**Direction**. Are you able to quote each entry exactly as written?
————————
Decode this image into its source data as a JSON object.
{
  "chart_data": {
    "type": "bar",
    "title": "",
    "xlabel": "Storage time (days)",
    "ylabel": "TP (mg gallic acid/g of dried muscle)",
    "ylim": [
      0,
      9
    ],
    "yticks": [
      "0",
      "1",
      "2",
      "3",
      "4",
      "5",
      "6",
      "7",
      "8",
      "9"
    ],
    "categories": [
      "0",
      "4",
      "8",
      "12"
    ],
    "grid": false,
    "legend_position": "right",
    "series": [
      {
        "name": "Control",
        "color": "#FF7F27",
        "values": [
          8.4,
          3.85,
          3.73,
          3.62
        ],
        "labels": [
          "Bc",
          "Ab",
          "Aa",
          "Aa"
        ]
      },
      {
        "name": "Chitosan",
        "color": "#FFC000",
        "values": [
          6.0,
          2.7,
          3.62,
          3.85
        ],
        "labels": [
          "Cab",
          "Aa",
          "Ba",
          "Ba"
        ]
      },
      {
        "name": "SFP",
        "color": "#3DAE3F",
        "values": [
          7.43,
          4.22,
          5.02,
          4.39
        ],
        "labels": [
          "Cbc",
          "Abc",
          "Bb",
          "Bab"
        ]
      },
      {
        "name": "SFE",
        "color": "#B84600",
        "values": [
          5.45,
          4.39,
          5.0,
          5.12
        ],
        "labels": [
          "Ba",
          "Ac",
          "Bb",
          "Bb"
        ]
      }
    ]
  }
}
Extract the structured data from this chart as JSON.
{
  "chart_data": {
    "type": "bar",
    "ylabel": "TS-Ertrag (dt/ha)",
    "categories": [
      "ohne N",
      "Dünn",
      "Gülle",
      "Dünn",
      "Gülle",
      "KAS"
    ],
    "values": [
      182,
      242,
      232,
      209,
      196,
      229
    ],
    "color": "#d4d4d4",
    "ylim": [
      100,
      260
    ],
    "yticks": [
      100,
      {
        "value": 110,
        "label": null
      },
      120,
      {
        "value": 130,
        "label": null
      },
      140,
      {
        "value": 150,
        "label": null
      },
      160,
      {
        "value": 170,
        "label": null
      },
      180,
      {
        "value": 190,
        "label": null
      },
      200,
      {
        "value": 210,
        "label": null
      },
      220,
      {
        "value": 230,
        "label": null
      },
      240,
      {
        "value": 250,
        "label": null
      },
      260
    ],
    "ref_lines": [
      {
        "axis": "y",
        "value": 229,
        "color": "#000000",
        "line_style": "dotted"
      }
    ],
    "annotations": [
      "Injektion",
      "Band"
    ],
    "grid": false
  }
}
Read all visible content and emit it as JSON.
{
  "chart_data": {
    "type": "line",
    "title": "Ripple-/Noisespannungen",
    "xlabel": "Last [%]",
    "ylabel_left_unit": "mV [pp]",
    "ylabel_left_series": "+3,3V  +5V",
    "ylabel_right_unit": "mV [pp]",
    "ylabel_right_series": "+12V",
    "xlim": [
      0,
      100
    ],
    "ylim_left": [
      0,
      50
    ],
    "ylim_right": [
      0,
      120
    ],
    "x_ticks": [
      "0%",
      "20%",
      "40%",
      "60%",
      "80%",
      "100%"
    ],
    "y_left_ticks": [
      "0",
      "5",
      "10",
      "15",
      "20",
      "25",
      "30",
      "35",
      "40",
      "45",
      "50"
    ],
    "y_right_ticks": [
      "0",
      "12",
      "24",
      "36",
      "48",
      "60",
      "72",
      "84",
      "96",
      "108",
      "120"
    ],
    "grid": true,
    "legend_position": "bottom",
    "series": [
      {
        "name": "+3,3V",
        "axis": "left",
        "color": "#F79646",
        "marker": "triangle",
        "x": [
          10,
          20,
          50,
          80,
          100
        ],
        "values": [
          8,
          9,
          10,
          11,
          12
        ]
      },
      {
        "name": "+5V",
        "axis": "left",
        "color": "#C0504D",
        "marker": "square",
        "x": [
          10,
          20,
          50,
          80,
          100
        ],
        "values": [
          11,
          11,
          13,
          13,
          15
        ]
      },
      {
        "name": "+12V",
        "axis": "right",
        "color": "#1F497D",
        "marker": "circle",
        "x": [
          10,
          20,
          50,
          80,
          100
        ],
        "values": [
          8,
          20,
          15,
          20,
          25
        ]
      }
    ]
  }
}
————————
**Response below**.
Decode this image into its source data as a JSON object.
{
  "chart_data": {
    "type": "bar",
    "title": "",
    "xlabel": "Storage time (days)",
    "ylabel": "TP (mg gallic acid/g of dried muscle)",
    "ylim": [
      0,
      9
    ],
    "yticks": [
      "0",
      "1",
      "2",
      "3",
      "4",
      "5",
      "6",
      "7",
      "8",
      "9"
    ],
    "categories": [
      "0",
      "4",
      "8",
      "12"
    ],
    "grid": false,
    "legend_position": "right",
    "series": [
      {
        "name": "Control",
        "color": "#FF7F27",
        "values": [
          8.4,
          3.85,
          3.73,
          3.62
        ],
        "labels": [
          "Bc",
          "Ab",
          "Aa",
          "Aa"
        ]
      },
      {
        "name": "Chitosan",
        "color": "#FFC000",
        "values": [
          6.0,
          2.7,
          3.62,
          3.85
        ],
        "labels": [
          "Cab",
          "Aa",
          "Ba",
          "Ba"
        ]
      },
      {
        "name": "SFP",
        "color": "#3DAE3F",
        "values": [
          7.43,
          4.22,
          5.02,
          4.39
        ],
        "labels": [
          "Cbc",
          "Abc",
          "Bb",
          "Bab"
        ]
      },
      {
        "name": "SFE",
        "color": "#B84600",
        "values": [
          5.45,
          4.39,
          5.0,
          5.12
        ],
        "labels": [
          "Ba",
          "Ac",
          "Bb",
          "Bb"
        ]
      }
    ]
  }
}
Extract the structured data from this chart as JSON.
{
  "chart_data": {
    "type": "bar",
    "ylabel": "TS-Ertrag (dt/ha)",
    "categories": [
      "ohne N",
      "Dünn",
      "Gülle",
      "Dünn",
      "Gülle",
      "KAS"
    ],
    "values": [
      182,
      242,
      232,
      209,
      196,
      229
    ],
    "color": "#d4d4d4",
    "ylim": [
      100,
      260
    ],
    "yticks": [
      100,
      {
        "value": 110,
        "label": null
      },
      120,
      {
        "value": 130,
        "label": null
      },
      140,
      {
        "value": 150,
        "label": null
      },
      160,
      {
        "value": 170,
        "label": null
      },
      180,
      {
        "value": 190,
        "label": null
      },
      200,
      {
        "value": 210,
        "label": null
      },
      220,
      {
        "value": 230,
        "label": null
      },
      240,
      {
        "value": 250,
        "label": null
      },
      260
    ],
    "ref_lines": [
      {
        "axis": "y",
        "value": 229,
        "color": "#000000",
        "line_style": "dotted"
      }
    ],
    "annotations": [
      "Injektion",
      "Band"
    ],
    "grid": false
  }
}
Read all visible content and emit it as JSON.
{
  "chart_data": {
    "type": "line",
    "title": "Ripple-/Noisespannungen",
    "xlabel": "Last [%]",
    "ylabel_left_unit": "mV [pp]",
    "ylabel_left_series": "+3,3V  +5V",
    "ylabel_right_unit": "mV [pp]",
    "ylabel_right_series": "+12V",
    "xlim": [
      0,
      100
    ],
    "ylim_left": [
      0,
      50
    ],
    "ylim_right": [
      0,
      120
    ],
    "x_ticks": [
      "0%",
      "20%",
      "40%",
      "60%",
      "80%",
      "100%"
    ],
    "y_left_ticks": [
      "0",
      "5",
      "10",
      "15",
      "20",
      "25",
      "30",
      "35",
      "40",
      "45",
      "50"
    ],
    "y_right_ticks": [
      "0",
      "12",
      "24",
      "36",
      "48",
      "60",
      "72",
      "84",
      "96",
      "108",
      "120"
    ],
    "grid": true,
    "legend_position": "bottom",
    "series": [
      {
        "name": "+3,3V",
        "axis": "left",
        "color": "#F79646",
        "marker": "triangle",
        "x": [
          10,
          20,
          50,
          80,
          100
        ],
        "values": [
          8,
          9,
          10,
          11,
          12
        ]
      },
      {
        "name": "+5V",
        "axis": "left",
        "color": "#C0504D",
        "marker": "square",
        "x": [
          10,
          20,
          50,
          80,
          100
        ],
        "values": [
          11,
          11,
          13,
          13,
          15
        ]
      },
      {
        "name": "+12V",
        "axis": "right",
        "color": "#1F497D",
        "marker": "circle",
        "x": [
          10,
          20,
          50,
          80,
          100
        ],
        "values": [
          8,
          20,
          15,
          20,
          25
        ]
      }
    ]
  }
}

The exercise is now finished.